╭─ WORKING DATA

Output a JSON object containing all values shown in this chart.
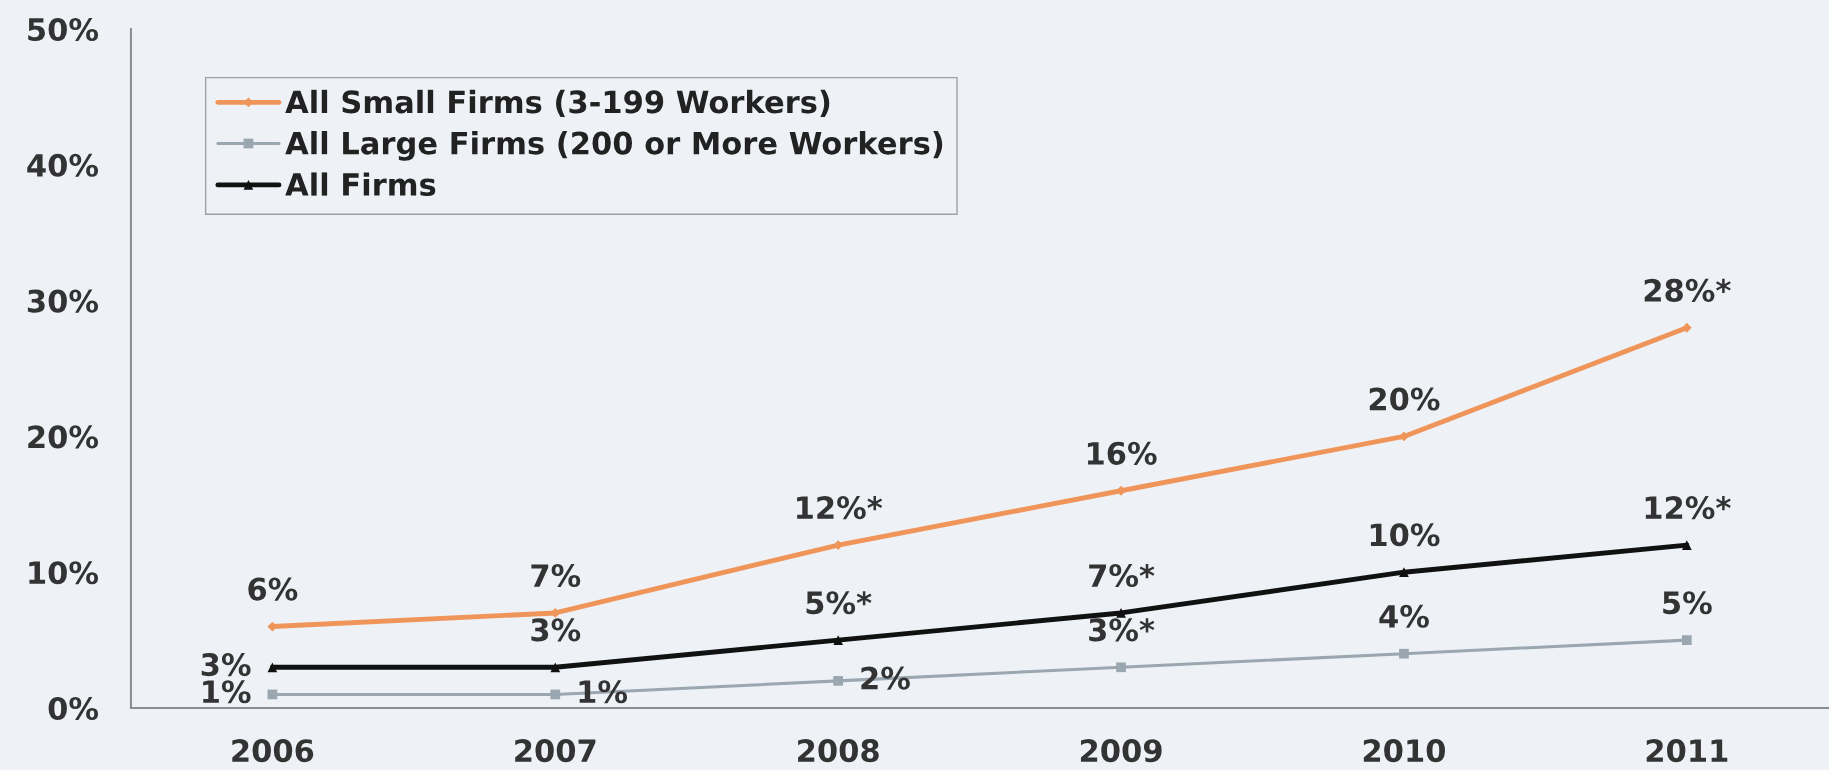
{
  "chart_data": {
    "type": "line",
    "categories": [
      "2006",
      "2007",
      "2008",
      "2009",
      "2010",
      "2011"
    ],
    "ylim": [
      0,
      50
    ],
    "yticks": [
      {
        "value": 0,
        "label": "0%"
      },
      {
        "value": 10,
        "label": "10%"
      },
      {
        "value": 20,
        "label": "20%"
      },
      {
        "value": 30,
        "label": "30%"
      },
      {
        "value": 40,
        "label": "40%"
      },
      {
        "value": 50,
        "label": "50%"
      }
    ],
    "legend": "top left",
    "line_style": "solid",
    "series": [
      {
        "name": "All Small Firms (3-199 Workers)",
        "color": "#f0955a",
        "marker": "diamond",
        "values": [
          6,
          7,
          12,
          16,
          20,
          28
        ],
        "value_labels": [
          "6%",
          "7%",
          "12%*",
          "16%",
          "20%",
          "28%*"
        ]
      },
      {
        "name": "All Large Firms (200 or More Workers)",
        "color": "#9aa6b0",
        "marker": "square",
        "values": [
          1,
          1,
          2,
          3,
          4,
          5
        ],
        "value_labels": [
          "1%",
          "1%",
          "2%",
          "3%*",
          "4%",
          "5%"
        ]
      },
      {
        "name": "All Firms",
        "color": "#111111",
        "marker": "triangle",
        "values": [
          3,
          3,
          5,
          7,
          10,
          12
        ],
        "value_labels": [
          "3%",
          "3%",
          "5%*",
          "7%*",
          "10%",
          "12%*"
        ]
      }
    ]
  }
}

╰─
╭─ WORKING DATA

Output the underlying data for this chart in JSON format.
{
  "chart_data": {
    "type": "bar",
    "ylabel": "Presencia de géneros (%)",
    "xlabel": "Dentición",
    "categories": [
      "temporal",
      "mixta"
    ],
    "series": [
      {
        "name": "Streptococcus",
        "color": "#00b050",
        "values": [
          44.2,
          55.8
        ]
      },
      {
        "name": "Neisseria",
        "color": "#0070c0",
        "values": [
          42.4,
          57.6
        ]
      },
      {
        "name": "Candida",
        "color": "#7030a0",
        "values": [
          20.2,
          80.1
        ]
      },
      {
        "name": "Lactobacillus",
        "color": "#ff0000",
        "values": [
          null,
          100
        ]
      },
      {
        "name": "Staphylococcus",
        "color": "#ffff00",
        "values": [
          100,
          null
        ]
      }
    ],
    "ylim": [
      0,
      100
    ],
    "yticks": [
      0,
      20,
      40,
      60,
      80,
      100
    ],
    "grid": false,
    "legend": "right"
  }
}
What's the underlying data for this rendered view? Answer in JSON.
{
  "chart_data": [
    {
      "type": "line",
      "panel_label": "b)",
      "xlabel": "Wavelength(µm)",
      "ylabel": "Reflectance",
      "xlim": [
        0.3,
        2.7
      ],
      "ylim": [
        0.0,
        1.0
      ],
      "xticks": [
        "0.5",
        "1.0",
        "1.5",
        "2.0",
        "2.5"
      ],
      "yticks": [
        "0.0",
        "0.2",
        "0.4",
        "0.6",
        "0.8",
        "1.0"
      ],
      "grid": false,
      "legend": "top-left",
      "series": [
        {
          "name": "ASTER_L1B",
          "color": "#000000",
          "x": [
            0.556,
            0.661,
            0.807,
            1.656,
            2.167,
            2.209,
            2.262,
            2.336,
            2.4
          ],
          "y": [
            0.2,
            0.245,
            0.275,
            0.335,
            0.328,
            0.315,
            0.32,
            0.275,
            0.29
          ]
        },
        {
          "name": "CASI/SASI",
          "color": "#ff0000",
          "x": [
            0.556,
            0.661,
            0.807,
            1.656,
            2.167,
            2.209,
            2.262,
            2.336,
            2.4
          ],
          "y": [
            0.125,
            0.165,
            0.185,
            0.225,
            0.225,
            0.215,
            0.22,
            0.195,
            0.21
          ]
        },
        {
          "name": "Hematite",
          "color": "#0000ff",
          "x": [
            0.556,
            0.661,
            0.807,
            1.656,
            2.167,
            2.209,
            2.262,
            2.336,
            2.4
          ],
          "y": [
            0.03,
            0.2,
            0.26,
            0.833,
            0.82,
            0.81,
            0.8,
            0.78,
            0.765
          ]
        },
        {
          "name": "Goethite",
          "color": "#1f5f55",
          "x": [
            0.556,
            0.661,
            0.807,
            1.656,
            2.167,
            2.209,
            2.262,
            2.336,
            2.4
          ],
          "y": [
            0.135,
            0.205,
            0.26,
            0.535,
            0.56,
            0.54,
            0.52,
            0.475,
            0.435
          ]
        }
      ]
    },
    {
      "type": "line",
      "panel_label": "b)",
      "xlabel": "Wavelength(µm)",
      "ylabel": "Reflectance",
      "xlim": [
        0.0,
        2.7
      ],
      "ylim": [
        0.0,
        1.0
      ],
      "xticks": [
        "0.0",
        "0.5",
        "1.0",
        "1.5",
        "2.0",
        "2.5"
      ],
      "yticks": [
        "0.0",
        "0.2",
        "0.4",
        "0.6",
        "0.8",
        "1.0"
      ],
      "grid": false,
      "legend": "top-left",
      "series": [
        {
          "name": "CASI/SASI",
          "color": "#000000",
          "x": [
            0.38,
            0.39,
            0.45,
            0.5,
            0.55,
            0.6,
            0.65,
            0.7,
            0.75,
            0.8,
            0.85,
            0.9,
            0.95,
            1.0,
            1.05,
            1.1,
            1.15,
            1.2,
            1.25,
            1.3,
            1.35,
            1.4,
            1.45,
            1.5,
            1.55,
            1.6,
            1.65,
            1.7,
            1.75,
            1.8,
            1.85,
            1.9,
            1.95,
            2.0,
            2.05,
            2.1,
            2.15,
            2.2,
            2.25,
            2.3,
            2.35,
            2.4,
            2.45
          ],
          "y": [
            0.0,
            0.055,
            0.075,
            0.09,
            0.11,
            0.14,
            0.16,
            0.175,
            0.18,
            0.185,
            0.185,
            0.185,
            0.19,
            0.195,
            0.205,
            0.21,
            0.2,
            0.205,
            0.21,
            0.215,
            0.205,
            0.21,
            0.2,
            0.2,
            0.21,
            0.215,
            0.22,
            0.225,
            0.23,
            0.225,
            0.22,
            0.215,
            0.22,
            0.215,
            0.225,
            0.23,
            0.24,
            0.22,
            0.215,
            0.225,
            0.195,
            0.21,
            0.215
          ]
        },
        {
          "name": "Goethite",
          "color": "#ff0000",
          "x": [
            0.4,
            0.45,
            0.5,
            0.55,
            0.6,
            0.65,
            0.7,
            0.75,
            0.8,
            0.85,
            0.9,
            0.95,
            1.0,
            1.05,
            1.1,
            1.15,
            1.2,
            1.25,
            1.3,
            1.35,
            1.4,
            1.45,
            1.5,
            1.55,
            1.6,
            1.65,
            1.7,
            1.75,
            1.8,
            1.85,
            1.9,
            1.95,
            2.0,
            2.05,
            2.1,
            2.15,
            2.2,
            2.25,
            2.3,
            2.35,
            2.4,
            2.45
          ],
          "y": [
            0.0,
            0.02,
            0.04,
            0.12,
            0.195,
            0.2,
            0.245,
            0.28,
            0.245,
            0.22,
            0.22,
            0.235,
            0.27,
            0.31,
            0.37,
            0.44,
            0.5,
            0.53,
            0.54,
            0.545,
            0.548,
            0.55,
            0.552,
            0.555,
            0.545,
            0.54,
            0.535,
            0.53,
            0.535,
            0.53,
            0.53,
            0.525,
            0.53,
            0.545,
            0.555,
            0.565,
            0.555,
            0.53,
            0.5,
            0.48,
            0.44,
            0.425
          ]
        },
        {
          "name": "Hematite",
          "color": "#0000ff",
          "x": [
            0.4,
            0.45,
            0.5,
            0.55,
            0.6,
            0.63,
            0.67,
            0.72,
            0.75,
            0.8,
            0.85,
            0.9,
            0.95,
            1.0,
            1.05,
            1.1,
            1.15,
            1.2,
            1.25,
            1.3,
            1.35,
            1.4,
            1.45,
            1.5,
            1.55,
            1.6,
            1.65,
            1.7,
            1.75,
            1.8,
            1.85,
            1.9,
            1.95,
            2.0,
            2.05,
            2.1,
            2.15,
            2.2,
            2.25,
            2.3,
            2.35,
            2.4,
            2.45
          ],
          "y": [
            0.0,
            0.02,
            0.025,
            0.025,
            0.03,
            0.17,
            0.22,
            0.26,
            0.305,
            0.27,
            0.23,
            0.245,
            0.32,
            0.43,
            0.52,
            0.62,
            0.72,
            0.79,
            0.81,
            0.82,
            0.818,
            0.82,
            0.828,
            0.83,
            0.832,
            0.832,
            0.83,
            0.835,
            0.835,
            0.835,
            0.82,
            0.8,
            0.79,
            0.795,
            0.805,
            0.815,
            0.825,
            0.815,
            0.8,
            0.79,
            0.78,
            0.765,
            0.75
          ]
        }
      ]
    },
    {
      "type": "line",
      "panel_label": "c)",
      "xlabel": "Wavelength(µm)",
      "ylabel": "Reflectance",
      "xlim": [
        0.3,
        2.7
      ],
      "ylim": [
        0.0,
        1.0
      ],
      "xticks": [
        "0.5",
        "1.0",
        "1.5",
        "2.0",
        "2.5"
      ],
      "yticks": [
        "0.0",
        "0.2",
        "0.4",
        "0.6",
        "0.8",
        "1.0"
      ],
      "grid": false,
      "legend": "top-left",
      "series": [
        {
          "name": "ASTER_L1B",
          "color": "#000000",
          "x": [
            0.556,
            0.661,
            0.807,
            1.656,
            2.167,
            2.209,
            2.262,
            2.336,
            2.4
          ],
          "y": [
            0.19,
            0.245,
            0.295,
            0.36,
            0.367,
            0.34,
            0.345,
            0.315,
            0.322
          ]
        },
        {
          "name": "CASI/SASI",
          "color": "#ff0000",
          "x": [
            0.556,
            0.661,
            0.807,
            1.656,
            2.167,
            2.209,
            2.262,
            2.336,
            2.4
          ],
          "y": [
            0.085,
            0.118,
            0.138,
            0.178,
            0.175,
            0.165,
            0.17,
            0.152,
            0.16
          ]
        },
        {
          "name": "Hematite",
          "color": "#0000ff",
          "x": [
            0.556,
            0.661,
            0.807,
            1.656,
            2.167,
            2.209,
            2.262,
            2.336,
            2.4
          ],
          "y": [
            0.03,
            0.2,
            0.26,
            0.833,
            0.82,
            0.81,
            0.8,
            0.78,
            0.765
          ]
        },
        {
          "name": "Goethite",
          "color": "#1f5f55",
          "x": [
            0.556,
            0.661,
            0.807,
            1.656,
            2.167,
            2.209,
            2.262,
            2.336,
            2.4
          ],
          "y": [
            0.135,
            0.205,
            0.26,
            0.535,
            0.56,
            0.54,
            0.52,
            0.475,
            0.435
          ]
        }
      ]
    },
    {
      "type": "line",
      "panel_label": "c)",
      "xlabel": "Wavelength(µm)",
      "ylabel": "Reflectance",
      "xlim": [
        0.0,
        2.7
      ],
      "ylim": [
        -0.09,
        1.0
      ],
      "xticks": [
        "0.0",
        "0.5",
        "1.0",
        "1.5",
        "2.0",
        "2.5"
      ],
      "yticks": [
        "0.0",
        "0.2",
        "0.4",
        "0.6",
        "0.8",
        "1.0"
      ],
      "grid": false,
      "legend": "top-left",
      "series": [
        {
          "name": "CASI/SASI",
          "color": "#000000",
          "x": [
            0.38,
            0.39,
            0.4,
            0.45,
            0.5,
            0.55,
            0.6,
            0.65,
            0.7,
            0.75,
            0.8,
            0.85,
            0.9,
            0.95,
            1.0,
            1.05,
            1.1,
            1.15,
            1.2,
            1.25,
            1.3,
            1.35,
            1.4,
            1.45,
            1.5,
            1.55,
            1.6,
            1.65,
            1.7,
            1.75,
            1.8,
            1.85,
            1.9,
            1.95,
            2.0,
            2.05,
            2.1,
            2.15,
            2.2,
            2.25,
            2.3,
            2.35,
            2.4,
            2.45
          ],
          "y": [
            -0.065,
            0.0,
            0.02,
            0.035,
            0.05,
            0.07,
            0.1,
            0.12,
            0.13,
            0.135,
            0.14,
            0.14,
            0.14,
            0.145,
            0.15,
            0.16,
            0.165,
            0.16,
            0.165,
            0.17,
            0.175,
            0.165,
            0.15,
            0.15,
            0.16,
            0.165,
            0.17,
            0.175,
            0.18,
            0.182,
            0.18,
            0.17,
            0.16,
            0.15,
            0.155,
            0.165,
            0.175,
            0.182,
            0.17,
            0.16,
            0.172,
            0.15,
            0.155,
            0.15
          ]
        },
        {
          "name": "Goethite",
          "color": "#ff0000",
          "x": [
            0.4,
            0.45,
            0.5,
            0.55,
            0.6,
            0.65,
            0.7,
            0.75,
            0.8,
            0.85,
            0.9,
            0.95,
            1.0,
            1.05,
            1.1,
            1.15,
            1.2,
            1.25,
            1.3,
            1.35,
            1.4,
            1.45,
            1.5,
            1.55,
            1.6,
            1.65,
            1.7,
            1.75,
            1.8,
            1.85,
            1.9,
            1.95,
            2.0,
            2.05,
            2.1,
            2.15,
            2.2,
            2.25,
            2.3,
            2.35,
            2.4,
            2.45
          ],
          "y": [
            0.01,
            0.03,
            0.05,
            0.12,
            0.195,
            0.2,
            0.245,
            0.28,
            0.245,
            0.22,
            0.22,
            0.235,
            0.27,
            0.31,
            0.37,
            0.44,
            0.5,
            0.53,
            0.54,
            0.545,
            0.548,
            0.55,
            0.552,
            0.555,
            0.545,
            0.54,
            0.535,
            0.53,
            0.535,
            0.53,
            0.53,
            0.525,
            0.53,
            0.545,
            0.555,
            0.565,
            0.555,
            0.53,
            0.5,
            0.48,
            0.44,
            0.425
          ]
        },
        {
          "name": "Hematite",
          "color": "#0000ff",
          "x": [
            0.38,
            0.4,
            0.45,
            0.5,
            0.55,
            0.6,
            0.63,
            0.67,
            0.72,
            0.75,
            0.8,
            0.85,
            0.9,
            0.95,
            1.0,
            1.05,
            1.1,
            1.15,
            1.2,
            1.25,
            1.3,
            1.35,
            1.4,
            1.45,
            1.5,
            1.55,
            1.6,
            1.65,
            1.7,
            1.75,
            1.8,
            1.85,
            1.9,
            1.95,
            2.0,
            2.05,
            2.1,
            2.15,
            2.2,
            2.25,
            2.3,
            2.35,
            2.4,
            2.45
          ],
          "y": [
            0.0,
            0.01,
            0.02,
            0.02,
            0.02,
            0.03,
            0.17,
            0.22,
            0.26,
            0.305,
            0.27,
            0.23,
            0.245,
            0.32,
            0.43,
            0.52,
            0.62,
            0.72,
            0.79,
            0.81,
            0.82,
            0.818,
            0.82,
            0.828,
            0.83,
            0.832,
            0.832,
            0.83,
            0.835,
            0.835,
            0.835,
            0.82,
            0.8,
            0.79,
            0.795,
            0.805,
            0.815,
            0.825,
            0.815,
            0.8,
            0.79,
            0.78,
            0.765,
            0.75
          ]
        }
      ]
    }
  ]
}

╰─

TO BE DONE - Go through the entries and return each line where the word "JSON" appears.

RESPONSE TO THE TASK -
Output a JSON object containing all values shown in this chart.
Output the underlying data for this chart in JSON format.
What's the underlying data for this rendered view? Answer in JSON.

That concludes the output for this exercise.